— STATED PROBLEM —
Work through the entries below and report how many lines include "periodo". The number alone is the answer.

———

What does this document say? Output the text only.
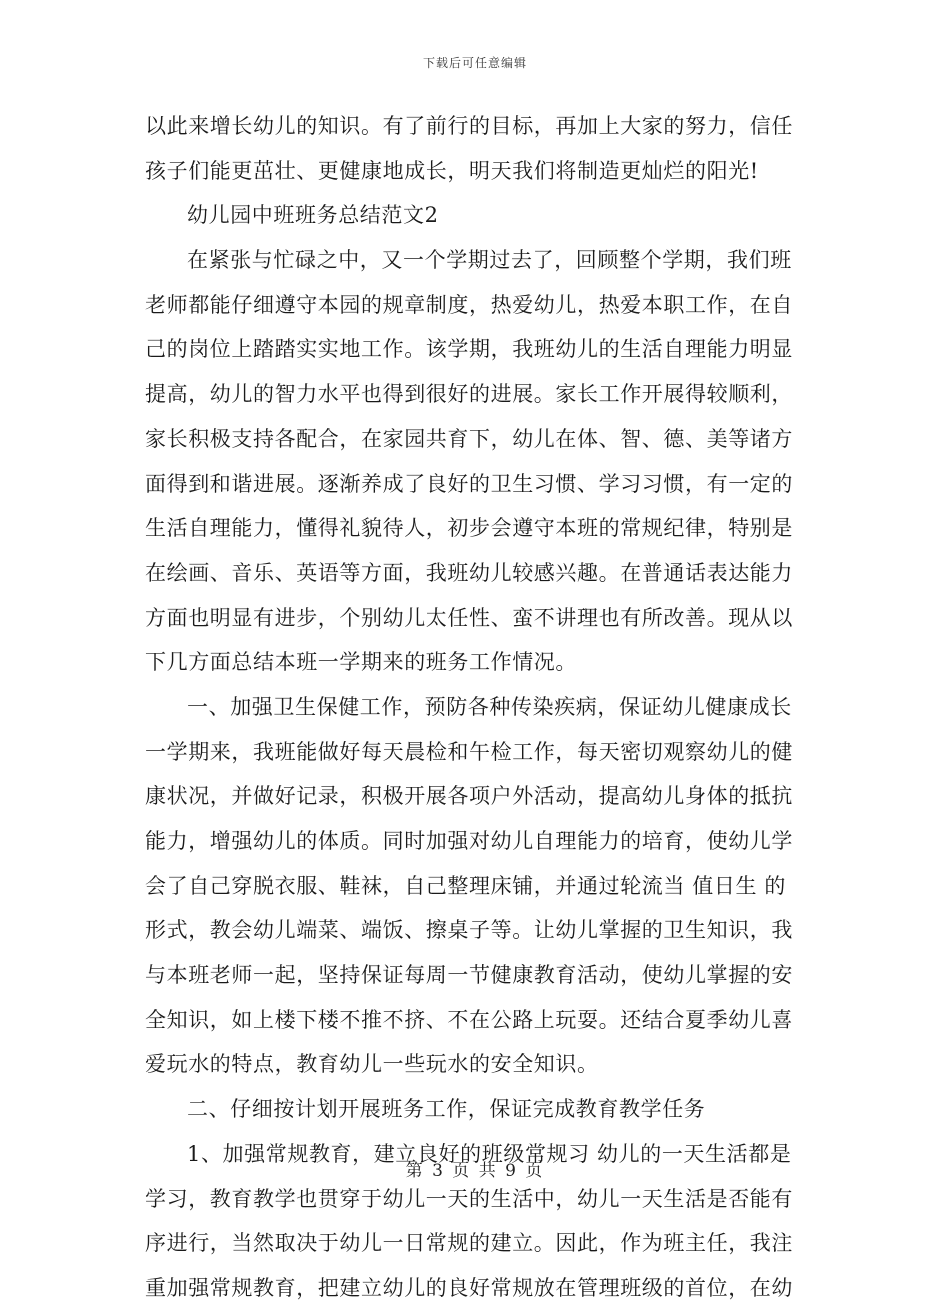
下载后可任意编辑
以此来增长幼儿的知识。有了前行的目标，再加上大家的努力，信任
孩子们能更茁壮、更健康地成长，明天我们将制造更灿烂的阳光!
幼儿园中班班务总结范文2
在紧张与忙碌之中，又一个学期过去了，回顾整个学期，我们班
老师都能仔细遵守本园的规章制度，热爱幼儿，热爱本职工作，在自
己的岗位上踏踏实实地工作。该学期，我班幼儿的生活自理能力明显
提高，幼儿的智力水平也得到很好的进展。家长工作开展得较顺利，
家长积极支持各配合，在家园共育下，幼儿在体、智、德、美等诸方
面得到和谐进展。逐渐养成了良好的卫生习惯、学习习惯，有一定的
生活自理能力，懂得礼貌待人，初步会遵守本班的常规纪律，特别是
在绘画、音乐、英语等方面，我班幼儿较感兴趣。在普通话表达能力
方面也明显有进步，个别幼儿太任性、蛮不讲理也有所改善。现从以
下几方面总结本班一学期来的班务工作情况。
一、加强卫生保健工作，预防各种传染疾病，保证幼儿健康成长
一学期来，我班能做好每天晨检和午检工作，每天密切观察幼儿的健
康状况，并做好记录，积极开展各项户外活动，提高幼儿身体的抵抗
能力，增强幼儿的体质。同时加强对幼儿自理能力的培育，使幼儿学
会了自己穿脱衣服、鞋袜，自己整理床铺，并通过轮流当 值日生 的
形式，教会幼儿端菜、端饭、擦桌子等。让幼儿掌握的卫生知识，我
与本班老师一起，坚持保证每周一节健康教育活动，使幼儿掌握的安
全知识，如上楼下楼不推不挤、不在公路上玩耍。还结合夏季幼儿喜
爱玩水的特点，教育幼儿一些玩水的安全知识。
二、仔细按计划开展班务工作，保证完成教育教学任务
1、加强常规教育，建立良好的班级常规习 幼儿的一天生活都是
学习，教育教学也贯穿于幼儿一天的生活中，幼儿一天生活是否能有
序进行，当然取决于幼儿一日常规的建立。因此，作为班主任，我注
重加强常规教育，把建立幼儿的良好常规放在管理班级的首位，在幼
第 3 页 共 9 页
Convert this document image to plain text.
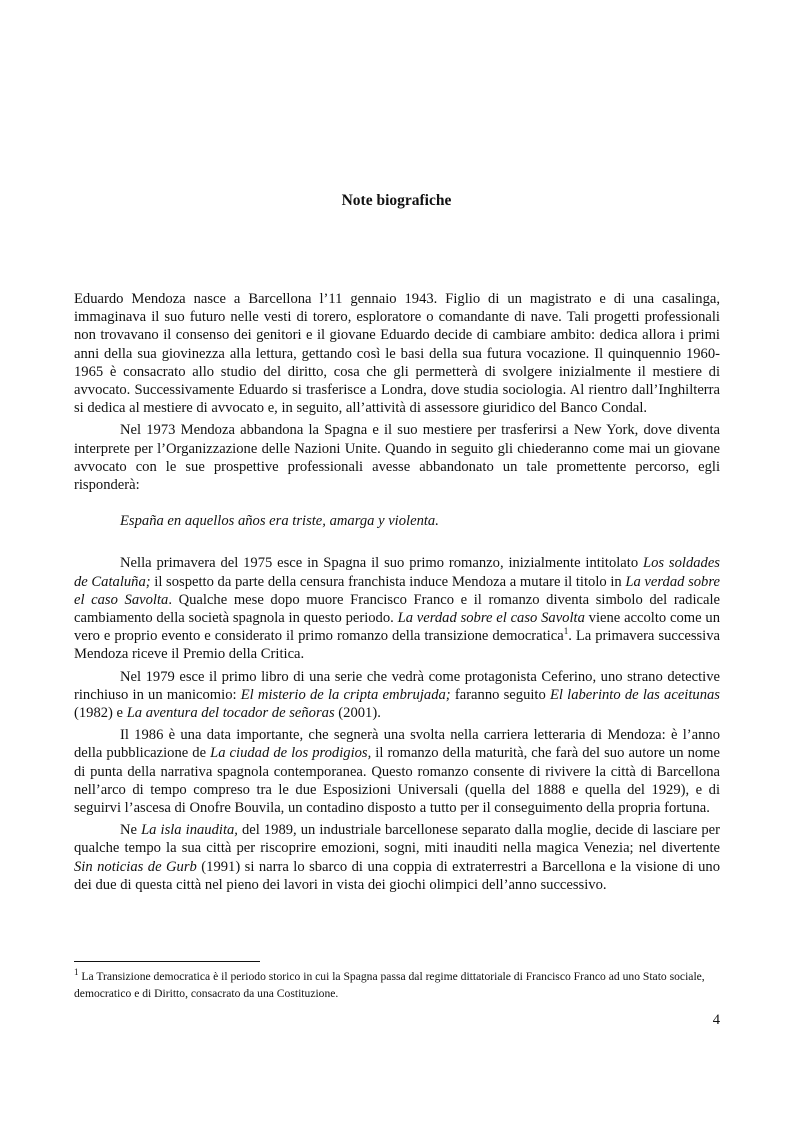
Note biografiche

Eduardo Mendoza nasce a Barcellona l’11 gennaio 1943. Figlio di un magistrato e di una casalinga, immaginava il suo futuro nelle vesti di torero, esploratore o comandante di nave. Tali progetti professionali non trovavano il consenso dei genitori e il giovane Eduardo decide di cambiare ambito: dedica allora i primi anni della sua giovinezza alla lettura, gettando così le basi della sua futura vocazione. Il quinquennio 1960-1965 è consacrato allo studio del diritto, cosa che gli permetterà di svolgere inizialmente il mestiere di avvocato. Successivamente Eduardo si trasferisce a Londra, dove studia sociologia. Al rientro dall’Inghilterra si dedica al mestiere di avvocato e, in seguito, all’attività di assessore giuridico del Banco Condal.

Nel 1973 Mendoza abbandona la Spagna e il suo mestiere per trasferirsi a New York, dove diventa interprete per l’Organizzazione delle Nazioni Unite. Quando in seguito gli chiederanno come mai un giovane avvocato con le sue prospettive professionali avesse abbandonato un tale promettente percorso, egli risponderà:

España en aquellos años era triste, amarga y violenta.

Nella primavera del 1975 esce in Spagna il suo primo romanzo, inizialmente intitolato Los soldades de Cataluña; il sospetto da parte della censura franchista induce Mendoza a mutare il titolo in La verdad sobre el caso Savolta. Qualche mese dopo muore Francisco Franco e il romanzo diventa simbolo del radicale cambiamento della società spagnola in questo periodo. La verdad sobre el caso Savolta viene accolto come un vero e proprio evento e considerato il primo romanzo della transizione democratica$^1$. La primavera successiva Mendoza riceve il Premio della Critica.

Nel 1979 esce il primo libro di una serie che vedrà come protagonista Ceferino, uno strano detective rinchiuso in un manicomio: El misterio de la cripta embrujada; faranno seguito El laberinto de las aceitunas (1982) e La aventura del tocador de señoras (2001).

Il 1986 è una data importante, che segnerà una svolta nella carriera letteraria di Mendoza: è l’anno della pubblicazione de La ciudad de los prodigios, il romanzo della maturità, che farà del suo autore un nome di punta della narrativa spagnola contemporanea. Questo romanzo consente di rivivere la città di Barcellona nell’arco di tempo compreso tra le due Esposizioni Universali (quella del 1888 e quella del 1929), e di seguirvi l’ascesa di Onofre Bouvila, un contadino disposto a tutto per il conseguimento della propria fortuna.

Ne La isla inaudita, del 1989, un industriale barcellonese separato dalla moglie, decide di lasciare per qualche tempo la sua città per riscoprire emozioni, sogni, miti inauditi nella magica Venezia; nel divertente Sin noticias de Gurb (1991) si narra lo sbarco di una coppia di extraterrestri a Barcellona e la visione di uno dei due di questa città nel pieno dei lavori in vista dei giochi olimpici dell’anno successivo.

$^1$ La Transizione democratica è il periodo storico in cui la Spagna passa dal regime dittatoriale di Francisco Franco ad uno Stato sociale, democratico e di Diritto, consacrato da una Costituzione.
4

———

— SOLUTION BELOW —
2